→ Exercise:
Check every line below for the word "name" and show those that hold it.
● ● ● ● ●
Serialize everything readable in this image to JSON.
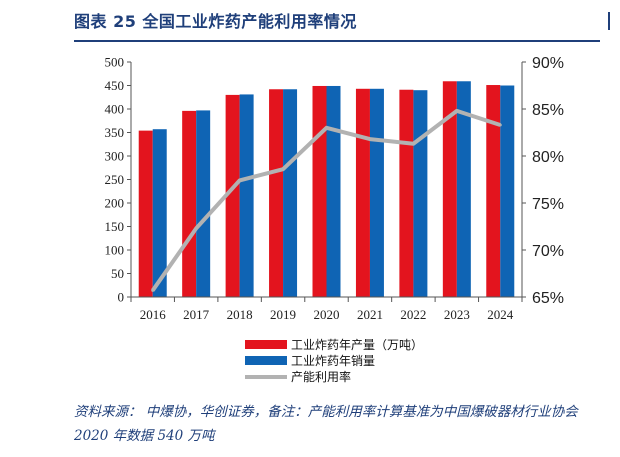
{
  "header": {
    "title": "图表 25  全国工业炸药产能利用率情况"
  },
  "footer": {
    "source": "资料来源：  中爆协，华创证券，备注：产能利用率计算基准为中国爆破器材行业协会 2020 年数据 540 万吨"
  },
  "colors": {
    "production": "#e3141e",
    "sales": "#0f64b4",
    "utilization": "#b2b2b2",
    "title": "#1f3f7a"
  },
  "chart_data": {
    "type": "bar",
    "title": "",
    "xlabel": "",
    "ylabel": "",
    "categories": [
      "2016",
      "2017",
      "2018",
      "2019",
      "2020",
      "2021",
      "2022",
      "2023",
      "2024"
    ],
    "series": [
      {
        "name": "工业炸药年产量（万吨）",
        "type": "bar",
        "axis": "left",
        "values": [
          354,
          396,
          430,
          442,
          449,
          443,
          441,
          459,
          451
        ]
      },
      {
        "name": "工业炸药年销量",
        "type": "bar",
        "axis": "left",
        "values": [
          357,
          397,
          431,
          442,
          449,
          443,
          440,
          459,
          450
        ]
      },
      {
        "name": "产能利用率",
        "type": "line",
        "axis": "right",
        "values": [
          65.7,
          72.3,
          77.4,
          78.6,
          83.0,
          81.8,
          81.3,
          84.8,
          83.3
        ]
      }
    ],
    "ylim_left": [
      0,
      500
    ],
    "yticks_left": [
      "0",
      "50",
      "100",
      "150",
      "200",
      "250",
      "300",
      "350",
      "400",
      "450",
      "500"
    ],
    "ylim_right": [
      65,
      90
    ],
    "yticks_right": [
      "65%",
      "70%",
      "75%",
      "80%",
      "85%",
      "90%"
    ],
    "grid": false,
    "legend_position": "bottom"
  }
}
● ● ● ● ●
→ Answer to the problem:
        "name": "工业炸药年产量（万吨）",
        "name": "工业炸药年销量",
        "name": "产能利用率",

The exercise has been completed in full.